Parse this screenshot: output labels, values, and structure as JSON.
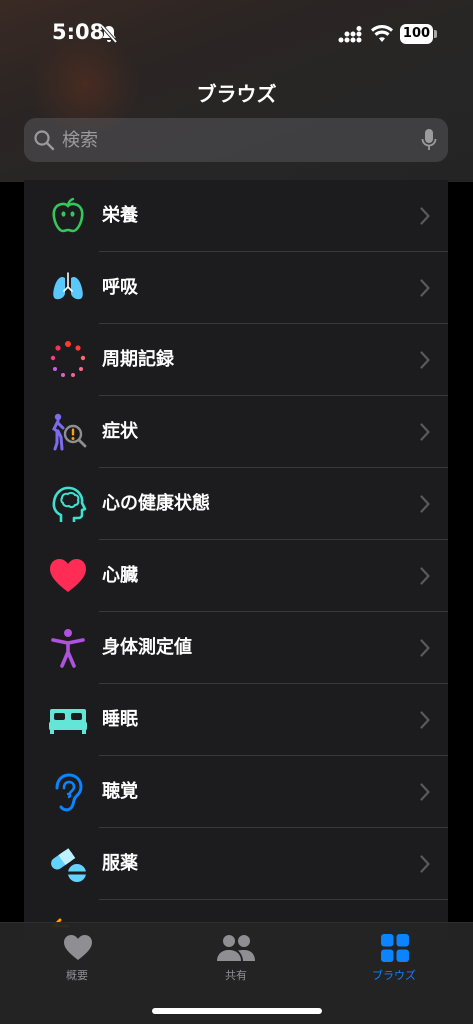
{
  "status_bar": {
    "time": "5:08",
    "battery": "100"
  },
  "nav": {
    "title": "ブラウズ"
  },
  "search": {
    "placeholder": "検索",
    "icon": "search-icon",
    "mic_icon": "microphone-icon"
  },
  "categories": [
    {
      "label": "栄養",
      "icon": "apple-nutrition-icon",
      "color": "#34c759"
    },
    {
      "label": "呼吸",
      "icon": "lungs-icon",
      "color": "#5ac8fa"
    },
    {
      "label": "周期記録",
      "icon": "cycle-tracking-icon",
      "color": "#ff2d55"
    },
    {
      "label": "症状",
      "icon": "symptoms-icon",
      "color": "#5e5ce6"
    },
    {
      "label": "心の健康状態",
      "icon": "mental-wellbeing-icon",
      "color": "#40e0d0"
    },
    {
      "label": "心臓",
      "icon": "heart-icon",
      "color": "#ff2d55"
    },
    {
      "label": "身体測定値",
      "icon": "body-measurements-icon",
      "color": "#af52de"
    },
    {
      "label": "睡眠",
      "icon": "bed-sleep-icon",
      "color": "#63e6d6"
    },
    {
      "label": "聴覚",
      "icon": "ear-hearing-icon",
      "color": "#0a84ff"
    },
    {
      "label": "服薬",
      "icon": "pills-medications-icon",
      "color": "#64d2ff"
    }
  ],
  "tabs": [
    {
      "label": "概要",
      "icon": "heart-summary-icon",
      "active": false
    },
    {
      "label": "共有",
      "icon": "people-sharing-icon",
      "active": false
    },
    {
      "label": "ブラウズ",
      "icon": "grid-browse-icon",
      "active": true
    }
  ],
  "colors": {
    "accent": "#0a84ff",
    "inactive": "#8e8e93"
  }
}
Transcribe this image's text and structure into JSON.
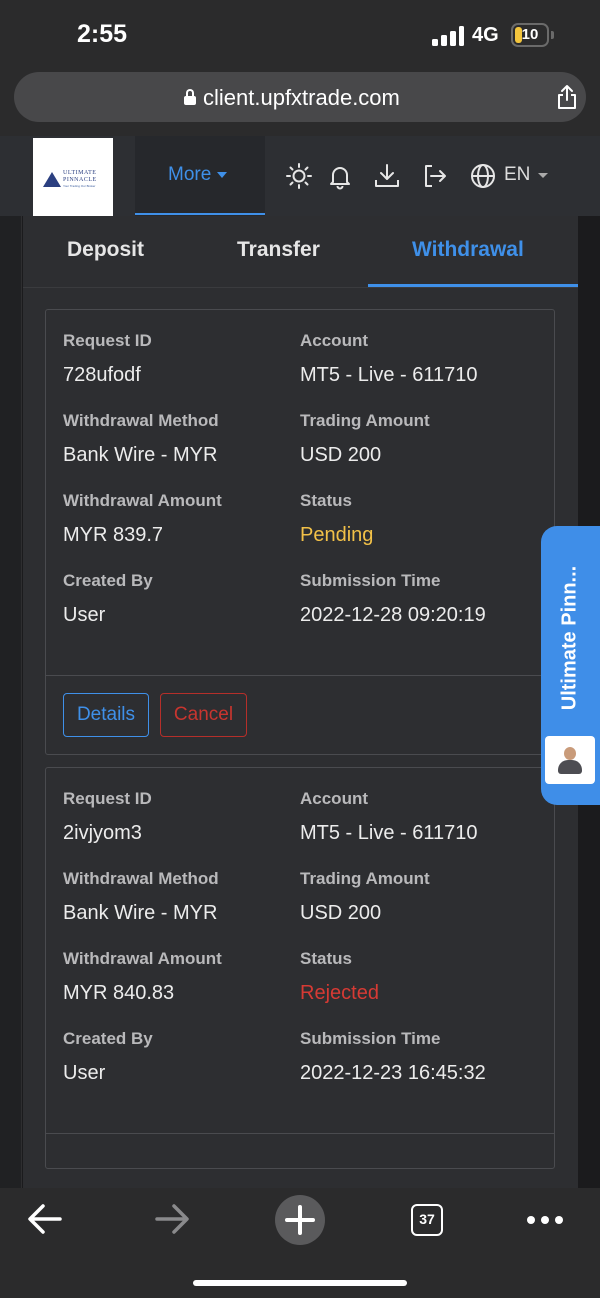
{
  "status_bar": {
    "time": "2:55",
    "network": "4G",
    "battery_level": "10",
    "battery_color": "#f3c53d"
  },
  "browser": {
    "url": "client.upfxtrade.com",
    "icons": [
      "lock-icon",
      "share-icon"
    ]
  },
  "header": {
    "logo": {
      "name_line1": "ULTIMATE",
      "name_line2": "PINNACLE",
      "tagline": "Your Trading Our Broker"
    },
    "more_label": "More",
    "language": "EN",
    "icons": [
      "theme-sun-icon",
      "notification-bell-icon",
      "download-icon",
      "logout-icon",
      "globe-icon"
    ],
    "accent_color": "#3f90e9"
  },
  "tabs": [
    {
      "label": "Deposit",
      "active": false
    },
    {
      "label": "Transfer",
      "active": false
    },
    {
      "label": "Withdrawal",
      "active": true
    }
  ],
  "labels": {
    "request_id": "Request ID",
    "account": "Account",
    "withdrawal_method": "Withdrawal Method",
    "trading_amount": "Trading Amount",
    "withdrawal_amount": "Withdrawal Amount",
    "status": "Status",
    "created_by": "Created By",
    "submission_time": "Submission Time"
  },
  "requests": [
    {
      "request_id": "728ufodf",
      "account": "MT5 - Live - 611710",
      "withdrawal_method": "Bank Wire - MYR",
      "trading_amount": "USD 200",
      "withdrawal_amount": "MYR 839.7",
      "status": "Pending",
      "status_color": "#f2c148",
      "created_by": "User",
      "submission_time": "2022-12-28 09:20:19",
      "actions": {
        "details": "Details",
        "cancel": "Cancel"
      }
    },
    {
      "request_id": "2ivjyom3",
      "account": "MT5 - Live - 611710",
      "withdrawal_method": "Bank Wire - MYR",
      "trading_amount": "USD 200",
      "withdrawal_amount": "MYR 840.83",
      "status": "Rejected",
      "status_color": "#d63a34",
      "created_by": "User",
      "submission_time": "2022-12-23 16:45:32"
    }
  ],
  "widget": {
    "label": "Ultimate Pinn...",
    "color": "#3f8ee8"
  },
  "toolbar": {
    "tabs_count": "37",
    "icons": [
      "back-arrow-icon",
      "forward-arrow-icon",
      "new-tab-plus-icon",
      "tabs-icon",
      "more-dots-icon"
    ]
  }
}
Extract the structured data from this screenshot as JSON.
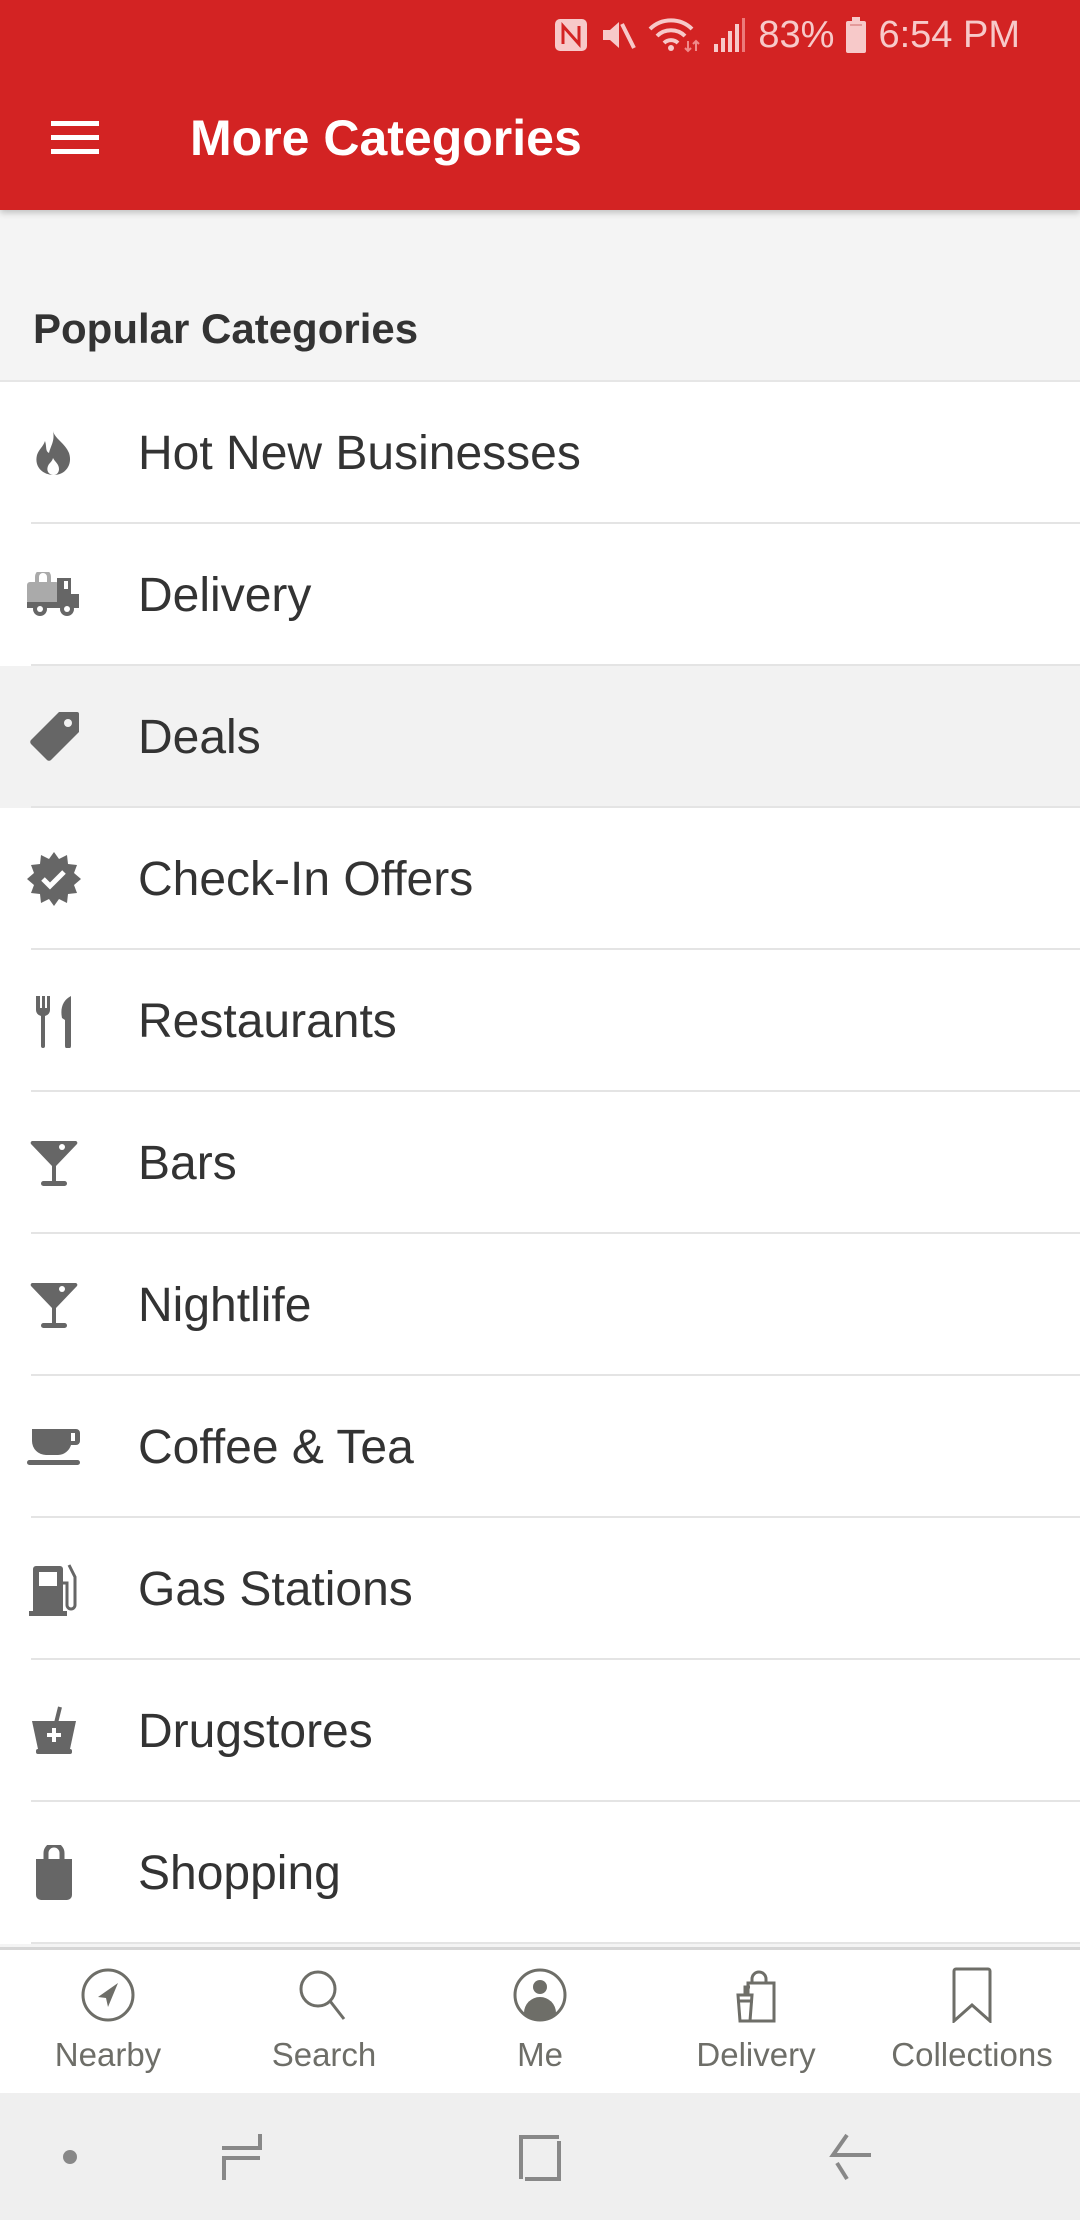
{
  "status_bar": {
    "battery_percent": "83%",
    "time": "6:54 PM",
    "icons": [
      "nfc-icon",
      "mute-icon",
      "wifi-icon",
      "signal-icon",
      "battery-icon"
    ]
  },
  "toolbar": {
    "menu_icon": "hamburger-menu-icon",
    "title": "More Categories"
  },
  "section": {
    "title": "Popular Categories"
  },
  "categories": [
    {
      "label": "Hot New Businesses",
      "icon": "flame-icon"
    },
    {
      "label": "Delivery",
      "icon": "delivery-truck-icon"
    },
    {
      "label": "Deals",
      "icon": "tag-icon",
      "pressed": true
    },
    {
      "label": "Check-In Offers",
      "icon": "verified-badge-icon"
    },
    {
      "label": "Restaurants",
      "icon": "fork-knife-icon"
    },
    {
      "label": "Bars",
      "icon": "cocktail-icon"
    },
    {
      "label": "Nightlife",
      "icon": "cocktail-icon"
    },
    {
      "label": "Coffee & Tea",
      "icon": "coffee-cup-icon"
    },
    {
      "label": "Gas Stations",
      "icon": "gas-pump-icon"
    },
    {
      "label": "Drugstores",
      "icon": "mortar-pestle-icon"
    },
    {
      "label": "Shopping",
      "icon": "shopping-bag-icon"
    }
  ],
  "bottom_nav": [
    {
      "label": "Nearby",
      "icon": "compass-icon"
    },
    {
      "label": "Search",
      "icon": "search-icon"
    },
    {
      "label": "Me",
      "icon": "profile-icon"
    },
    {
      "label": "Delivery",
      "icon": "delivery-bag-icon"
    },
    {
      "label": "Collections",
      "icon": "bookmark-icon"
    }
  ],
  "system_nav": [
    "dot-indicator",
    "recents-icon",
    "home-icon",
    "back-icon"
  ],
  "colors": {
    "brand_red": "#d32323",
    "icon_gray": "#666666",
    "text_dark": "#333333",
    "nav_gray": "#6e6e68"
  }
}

WHAT IS REQUIRED: All of the entries above should be duplicated exactly, except for the pictures.

FULL SOLUTION:
Parse this screenshot: output labels, values, and structure as JSON.
{
  "status_bar": {
    "time": "5:08",
    "battery": "100"
  },
  "nav": {
    "title": "ブラウズ"
  },
  "search": {
    "placeholder": "検索",
    "icon": "search-icon",
    "mic_icon": "microphone-icon"
  },
  "categories": [
    {
      "label": "栄養",
      "icon": "apple-nutrition-icon",
      "color": "#34c759"
    },
    {
      "label": "呼吸",
      "icon": "lungs-icon",
      "color": "#5ac8fa"
    },
    {
      "label": "周期記録",
      "icon": "cycle-tracking-icon",
      "color": "#ff2d55"
    },
    {
      "label": "症状",
      "icon": "symptoms-icon",
      "color": "#5e5ce6"
    },
    {
      "label": "心の健康状態",
      "icon": "mental-wellbeing-icon",
      "color": "#40e0d0"
    },
    {
      "label": "心臓",
      "icon": "heart-icon",
      "color": "#ff2d55"
    },
    {
      "label": "身体測定値",
      "icon": "body-measurements-icon",
      "color": "#af52de"
    },
    {
      "label": "睡眠",
      "icon": "bed-sleep-icon",
      "color": "#63e6d6"
    },
    {
      "label": "聴覚",
      "icon": "ear-hearing-icon",
      "color": "#0a84ff"
    },
    {
      "label": "服薬",
      "icon": "pills-medications-icon",
      "color": "#64d2ff"
    }
  ],
  "tabs": [
    {
      "label": "概要",
      "icon": "heart-summary-icon",
      "active": false
    },
    {
      "label": "共有",
      "icon": "people-sharing-icon",
      "active": false
    },
    {
      "label": "ブラウズ",
      "icon": "grid-browse-icon",
      "active": true
    }
  ],
  "colors": {
    "accent": "#0a84ff",
    "inactive": "#8e8e93"
  }
}
Transcribe this image's text and structure into JSON.
{
  "status_bar": {
    "time": "2:55",
    "network": "4G",
    "battery_level": "10",
    "battery_color": "#f3c53d"
  },
  "browser": {
    "url": "client.upfxtrade.com",
    "icons": [
      "lock-icon",
      "share-icon"
    ]
  },
  "header": {
    "logo": {
      "name_line1": "ULTIMATE",
      "name_line2": "PINNACLE",
      "tagline": "Your Trading Our Broker"
    },
    "more_label": "More",
    "language": "EN",
    "icons": [
      "theme-sun-icon",
      "notification-bell-icon",
      "download-icon",
      "logout-icon",
      "globe-icon"
    ],
    "accent_color": "#3f90e9"
  },
  "tabs": [
    {
      "label": "Deposit",
      "active": false
    },
    {
      "label": "Transfer",
      "active": false
    },
    {
      "label": "Withdrawal",
      "active": true
    }
  ],
  "labels": {
    "request_id": "Request ID",
    "account": "Account",
    "withdrawal_method": "Withdrawal Method",
    "trading_amount": "Trading Amount",
    "withdrawal_amount": "Withdrawal Amount",
    "status": "Status",
    "created_by": "Created By",
    "submission_time": "Submission Time"
  },
  "requests": [
    {
      "request_id": "728ufodf",
      "account": "MT5 - Live - 611710",
      "withdrawal_method": "Bank Wire - MYR",
      "trading_amount": "USD 200",
      "withdrawal_amount": "MYR 839.7",
      "status": "Pending",
      "status_color": "#f2c148",
      "created_by": "User",
      "submission_time": "2022-12-28 09:20:19",
      "actions": {
        "details": "Details",
        "cancel": "Cancel"
      }
    },
    {
      "request_id": "2ivjyom3",
      "account": "MT5 - Live - 611710",
      "withdrawal_method": "Bank Wire - MYR",
      "trading_amount": "USD 200",
      "withdrawal_amount": "MYR 840.83",
      "status": "Rejected",
      "status_color": "#d63a34",
      "created_by": "User",
      "submission_time": "2022-12-23 16:45:32"
    }
  ],
  "widget": {
    "label": "Ultimate Pinn...",
    "color": "#3f8ee8"
  },
  "toolbar": {
    "tabs_count": "37",
    "icons": [
      "back-arrow-icon",
      "forward-arrow-icon",
      "new-tab-plus-icon",
      "tabs-icon",
      "more-dots-icon"
    ]
  }
}
Extract the structured data from this screenshot as JSON.
{
  "status_bar": {
    "battery_percent": "83%",
    "time": "6:54 PM",
    "icons": [
      "nfc-icon",
      "mute-icon",
      "wifi-icon",
      "signal-icon",
      "battery-icon"
    ]
  },
  "toolbar": {
    "menu_icon": "hamburger-menu-icon",
    "title": "More Categories"
  },
  "section": {
    "title": "Popular Categories"
  },
  "categories": [
    {
      "label": "Hot New Businesses",
      "icon": "flame-icon"
    },
    {
      "label": "Delivery",
      "icon": "delivery-truck-icon"
    },
    {
      "label": "Deals",
      "icon": "tag-icon",
      "pressed": true
    },
    {
      "label": "Check-In Offers",
      "icon": "verified-badge-icon"
    },
    {
      "label": "Restaurants",
      "icon": "fork-knife-icon"
    },
    {
      "label": "Bars",
      "icon": "cocktail-icon"
    },
    {
      "label": "Nightlife",
      "icon": "cocktail-icon"
    },
    {
      "label": "Coffee & Tea",
      "icon": "coffee-cup-icon"
    },
    {
      "label": "Gas Stations",
      "icon": "gas-pump-icon"
    },
    {
      "label": "Drugstores",
      "icon": "mortar-pestle-icon"
    },
    {
      "label": "Shopping",
      "icon": "shopping-bag-icon"
    }
  ],
  "bottom_nav": [
    {
      "label": "Nearby",
      "icon": "compass-icon"
    },
    {
      "label": "Search",
      "icon": "search-icon"
    },
    {
      "label": "Me",
      "icon": "profile-icon"
    },
    {
      "label": "Delivery",
      "icon": "delivery-bag-icon"
    },
    {
      "label": "Collections",
      "icon": "bookmark-icon"
    }
  ],
  "system_nav": [
    "dot-indicator",
    "recents-icon",
    "home-icon",
    "back-icon"
  ],
  "colors": {
    "brand_red": "#d32323",
    "icon_gray": "#666666",
    "text_dark": "#333333",
    "nav_gray": "#6e6e68"
  }
}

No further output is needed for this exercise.